To do: Reproduce all entries precisely, down to the last character.

Data excerpts start

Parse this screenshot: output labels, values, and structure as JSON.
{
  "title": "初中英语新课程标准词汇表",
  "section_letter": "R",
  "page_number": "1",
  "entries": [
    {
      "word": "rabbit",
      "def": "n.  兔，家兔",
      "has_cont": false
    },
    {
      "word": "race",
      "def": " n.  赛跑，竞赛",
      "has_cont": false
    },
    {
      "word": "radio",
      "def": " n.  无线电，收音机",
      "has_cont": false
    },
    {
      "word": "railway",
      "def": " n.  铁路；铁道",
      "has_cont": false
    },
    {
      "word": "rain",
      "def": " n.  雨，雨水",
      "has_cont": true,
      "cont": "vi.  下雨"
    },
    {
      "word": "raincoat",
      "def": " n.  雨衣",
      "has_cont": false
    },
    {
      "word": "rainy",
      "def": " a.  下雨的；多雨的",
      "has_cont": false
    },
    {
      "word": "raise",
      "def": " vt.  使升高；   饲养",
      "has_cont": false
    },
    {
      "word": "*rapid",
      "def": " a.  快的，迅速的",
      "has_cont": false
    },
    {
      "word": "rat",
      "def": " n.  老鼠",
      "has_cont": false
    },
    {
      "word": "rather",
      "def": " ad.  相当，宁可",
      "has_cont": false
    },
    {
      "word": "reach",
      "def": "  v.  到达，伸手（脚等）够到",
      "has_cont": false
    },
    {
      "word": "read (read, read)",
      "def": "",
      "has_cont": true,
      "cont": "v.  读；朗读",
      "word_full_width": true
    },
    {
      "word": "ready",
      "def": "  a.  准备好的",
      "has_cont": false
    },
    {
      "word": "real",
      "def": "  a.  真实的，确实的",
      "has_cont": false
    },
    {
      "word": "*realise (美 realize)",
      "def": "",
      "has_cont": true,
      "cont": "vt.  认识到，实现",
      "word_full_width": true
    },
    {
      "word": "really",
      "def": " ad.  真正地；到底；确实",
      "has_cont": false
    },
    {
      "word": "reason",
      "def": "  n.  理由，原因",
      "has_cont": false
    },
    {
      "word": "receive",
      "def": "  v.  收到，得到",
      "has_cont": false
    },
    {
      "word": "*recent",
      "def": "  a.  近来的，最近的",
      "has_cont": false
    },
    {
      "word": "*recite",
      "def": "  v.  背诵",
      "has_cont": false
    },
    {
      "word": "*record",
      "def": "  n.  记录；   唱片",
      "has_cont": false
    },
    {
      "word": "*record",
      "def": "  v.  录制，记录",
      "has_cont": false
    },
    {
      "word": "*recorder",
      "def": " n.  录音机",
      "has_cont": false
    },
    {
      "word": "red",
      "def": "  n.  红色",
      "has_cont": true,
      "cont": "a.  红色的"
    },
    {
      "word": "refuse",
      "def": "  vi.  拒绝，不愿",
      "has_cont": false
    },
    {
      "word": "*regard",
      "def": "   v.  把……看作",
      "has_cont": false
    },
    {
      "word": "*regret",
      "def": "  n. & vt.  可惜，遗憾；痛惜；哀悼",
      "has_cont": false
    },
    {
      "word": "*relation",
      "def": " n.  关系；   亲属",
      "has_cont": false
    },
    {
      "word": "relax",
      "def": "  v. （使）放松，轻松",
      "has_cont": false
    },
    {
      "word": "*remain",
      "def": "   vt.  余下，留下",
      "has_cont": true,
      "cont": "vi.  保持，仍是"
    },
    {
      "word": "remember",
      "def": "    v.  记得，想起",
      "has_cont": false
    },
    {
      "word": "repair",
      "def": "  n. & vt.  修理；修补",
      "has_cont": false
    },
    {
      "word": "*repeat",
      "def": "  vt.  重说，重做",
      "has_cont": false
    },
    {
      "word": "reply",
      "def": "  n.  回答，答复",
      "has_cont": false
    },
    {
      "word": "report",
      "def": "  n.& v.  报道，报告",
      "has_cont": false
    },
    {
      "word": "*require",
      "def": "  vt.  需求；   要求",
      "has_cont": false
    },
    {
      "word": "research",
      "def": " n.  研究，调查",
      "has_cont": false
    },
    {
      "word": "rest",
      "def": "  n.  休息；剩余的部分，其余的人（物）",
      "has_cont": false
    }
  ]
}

Data excerpts end

Task response:
Parse this screenshot: output labels, values, and structure as JSON.
{
  "title": "初中英语新课程标准词汇表",
  "section_letter": "R",
  "page_number": "1",
  "entries": [
    {
      "word": "rabbit",
      "def": "n.  兔，家兔",
      "has_cont": false
    },
    {
      "word": "race",
      "def": " n.  赛跑，竞赛",
      "has_cont": false
    },
    {
      "word": "radio",
      "def": " n.  无线电，收音机",
      "has_cont": false
    },
    {
      "word": "railway",
      "def": " n.  铁路；铁道",
      "has_cont": false
    },
    {
      "word": "rain",
      "def": " n.  雨，雨水",
      "has_cont": true,
      "cont": "vi.  下雨"
    },
    {
      "word": "raincoat",
      "def": " n.  雨衣",
      "has_cont": false
    },
    {
      "word": "rainy",
      "def": " a.  下雨的；多雨的",
      "has_cont": false
    },
    {
      "word": "raise",
      "def": " vt.  使升高；   饲养",
      "has_cont": false
    },
    {
      "word": "*rapid",
      "def": " a.  快的，迅速的",
      "has_cont": false
    },
    {
      "word": "rat",
      "def": " n.  老鼠",
      "has_cont": false
    },
    {
      "word": "rather",
      "def": " ad.  相当，宁可",
      "has_cont": false
    },
    {
      "word": "reach",
      "def": "  v.  到达，伸手（脚等）够到",
      "has_cont": false
    },
    {
      "word": "read (read, read)",
      "def": "",
      "has_cont": true,
      "cont": "v.  读；朗读",
      "word_full_width": true
    },
    {
      "word": "ready",
      "def": "  a.  准备好的",
      "has_cont": false
    },
    {
      "word": "real",
      "def": "  a.  真实的，确实的",
      "has_cont": false
    },
    {
      "word": "*realise (美 realize)",
      "def": "",
      "has_cont": true,
      "cont": "vt.  认识到，实现",
      "word_full_width": true
    },
    {
      "word": "really",
      "def": " ad.  真正地；到底；确实",
      "has_cont": false
    },
    {
      "word": "reason",
      "def": "  n.  理由，原因",
      "has_cont": false
    },
    {
      "word": "receive",
      "def": "  v.  收到，得到",
      "has_cont": false
    },
    {
      "word": "*recent",
      "def": "  a.  近来的，最近的",
      "has_cont": false
    },
    {
      "word": "*recite",
      "def": "  v.  背诵",
      "has_cont": false
    },
    {
      "word": "*record",
      "def": "  n.  记录；   唱片",
      "has_cont": false
    },
    {
      "word": "*record",
      "def": "  v.  录制，记录",
      "has_cont": false
    },
    {
      "word": "*recorder",
      "def": " n.  录音机",
      "has_cont": false
    },
    {
      "word": "red",
      "def": "  n.  红色",
      "has_cont": true,
      "cont": "a.  红色的"
    },
    {
      "word": "refuse",
      "def": "  vi.  拒绝，不愿",
      "has_cont": false
    },
    {
      "word": "*regard",
      "def": "   v.  把……看作",
      "has_cont": false
    },
    {
      "word": "*regret",
      "def": "  n. & vt.  可惜，遗憾；痛惜；哀悼",
      "has_cont": false
    },
    {
      "word": "*relation",
      "def": " n.  关系；   亲属",
      "has_cont": false
    },
    {
      "word": "relax",
      "def": "  v. （使）放松，轻松",
      "has_cont": false
    },
    {
      "word": "*remain",
      "def": "   vt.  余下，留下",
      "has_cont": true,
      "cont": "vi.  保持，仍是"
    },
    {
      "word": "remember",
      "def": "    v.  记得，想起",
      "has_cont": false
    },
    {
      "word": "repair",
      "def": "  n. & vt.  修理；修补",
      "has_cont": false
    },
    {
      "word": "*repeat",
      "def": "  vt.  重说，重做",
      "has_cont": false
    },
    {
      "word": "reply",
      "def": "  n.  回答，答复",
      "has_cont": false
    },
    {
      "word": "report",
      "def": "  n.& v.  报道，报告",
      "has_cont": false
    },
    {
      "word": "*require",
      "def": "  vt.  需求；   要求",
      "has_cont": false
    },
    {
      "word": "research",
      "def": " n.  研究，调查",
      "has_cont": false
    },
    {
      "word": "rest",
      "def": "  n.  休息；剩余的部分，其余的人（物）",
      "has_cont": false
    }
  ]
}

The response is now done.